EXERCISE DESCRIPTION
Every record must be repeated exactly, with no omission.

SUPPLIED INFORMATION
** START **
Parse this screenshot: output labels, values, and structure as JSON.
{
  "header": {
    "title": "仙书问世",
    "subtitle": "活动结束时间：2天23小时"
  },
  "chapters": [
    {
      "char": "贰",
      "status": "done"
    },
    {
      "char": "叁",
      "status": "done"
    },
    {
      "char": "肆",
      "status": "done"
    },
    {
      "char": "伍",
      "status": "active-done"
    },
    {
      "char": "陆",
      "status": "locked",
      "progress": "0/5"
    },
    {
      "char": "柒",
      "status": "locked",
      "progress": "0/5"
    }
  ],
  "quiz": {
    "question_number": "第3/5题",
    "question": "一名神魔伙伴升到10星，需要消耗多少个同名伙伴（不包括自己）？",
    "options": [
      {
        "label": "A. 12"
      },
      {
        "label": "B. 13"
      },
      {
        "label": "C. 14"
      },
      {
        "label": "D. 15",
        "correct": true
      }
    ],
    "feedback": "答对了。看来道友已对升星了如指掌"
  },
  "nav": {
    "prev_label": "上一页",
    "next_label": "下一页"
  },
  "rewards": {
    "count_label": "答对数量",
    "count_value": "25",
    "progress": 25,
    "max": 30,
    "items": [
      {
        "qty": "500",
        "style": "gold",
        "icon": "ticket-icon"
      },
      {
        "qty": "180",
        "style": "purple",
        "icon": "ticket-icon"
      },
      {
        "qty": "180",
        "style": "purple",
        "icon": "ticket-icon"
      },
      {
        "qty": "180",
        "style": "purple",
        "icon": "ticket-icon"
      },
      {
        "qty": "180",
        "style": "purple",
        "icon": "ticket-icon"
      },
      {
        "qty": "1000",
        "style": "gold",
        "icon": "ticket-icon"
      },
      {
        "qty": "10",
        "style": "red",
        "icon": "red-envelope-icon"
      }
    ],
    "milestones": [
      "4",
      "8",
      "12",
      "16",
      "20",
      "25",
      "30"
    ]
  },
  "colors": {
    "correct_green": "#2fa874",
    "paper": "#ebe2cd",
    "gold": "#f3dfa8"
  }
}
** END **
THE RESULT
Parse this screenshot: output labels, values, and structure as JSON.
{
  "header": {
    "title": "仙书问世",
    "subtitle": "活动结束时间：2天23小时"
  },
  "chapters": [
    {
      "char": "贰",
      "status": "done"
    },
    {
      "char": "叁",
      "status": "done"
    },
    {
      "char": "肆",
      "status": "done"
    },
    {
      "char": "伍",
      "status": "active-done"
    },
    {
      "char": "陆",
      "status": "locked",
      "progress": "0/5"
    },
    {
      "char": "柒",
      "status": "locked",
      "progress": "0/5"
    }
  ],
  "quiz": {
    "question_number": "第3/5题",
    "question": "一名神魔伙伴升到10星，需要消耗多少个同名伙伴（不包括自己）？",
    "options": [
      {
        "label": "A. 12"
      },
      {
        "label": "B. 13"
      },
      {
        "label": "C. 14"
      },
      {
        "label": "D. 15",
        "correct": true
      }
    ],
    "feedback": "答对了。看来道友已对升星了如指掌"
  },
  "nav": {
    "prev_label": "上一页",
    "next_label": "下一页"
  },
  "rewards": {
    "count_label": "答对数量",
    "count_value": "25",
    "progress": 25,
    "max": 30,
    "items": [
      {
        "qty": "500",
        "style": "gold",
        "icon": "ticket-icon"
      },
      {
        "qty": "180",
        "style": "purple",
        "icon": "ticket-icon"
      },
      {
        "qty": "180",
        "style": "purple",
        "icon": "ticket-icon"
      },
      {
        "qty": "180",
        "style": "purple",
        "icon": "ticket-icon"
      },
      {
        "qty": "180",
        "style": "purple",
        "icon": "ticket-icon"
      },
      {
        "qty": "1000",
        "style": "gold",
        "icon": "ticket-icon"
      },
      {
        "qty": "10",
        "style": "red",
        "icon": "red-envelope-icon"
      }
    ],
    "milestones": [
      "4",
      "8",
      "12",
      "16",
      "20",
      "25",
      "30"
    ]
  },
  "colors": {
    "correct_green": "#2fa874",
    "paper": "#ebe2cd",
    "gold": "#f3dfa8"
  }
}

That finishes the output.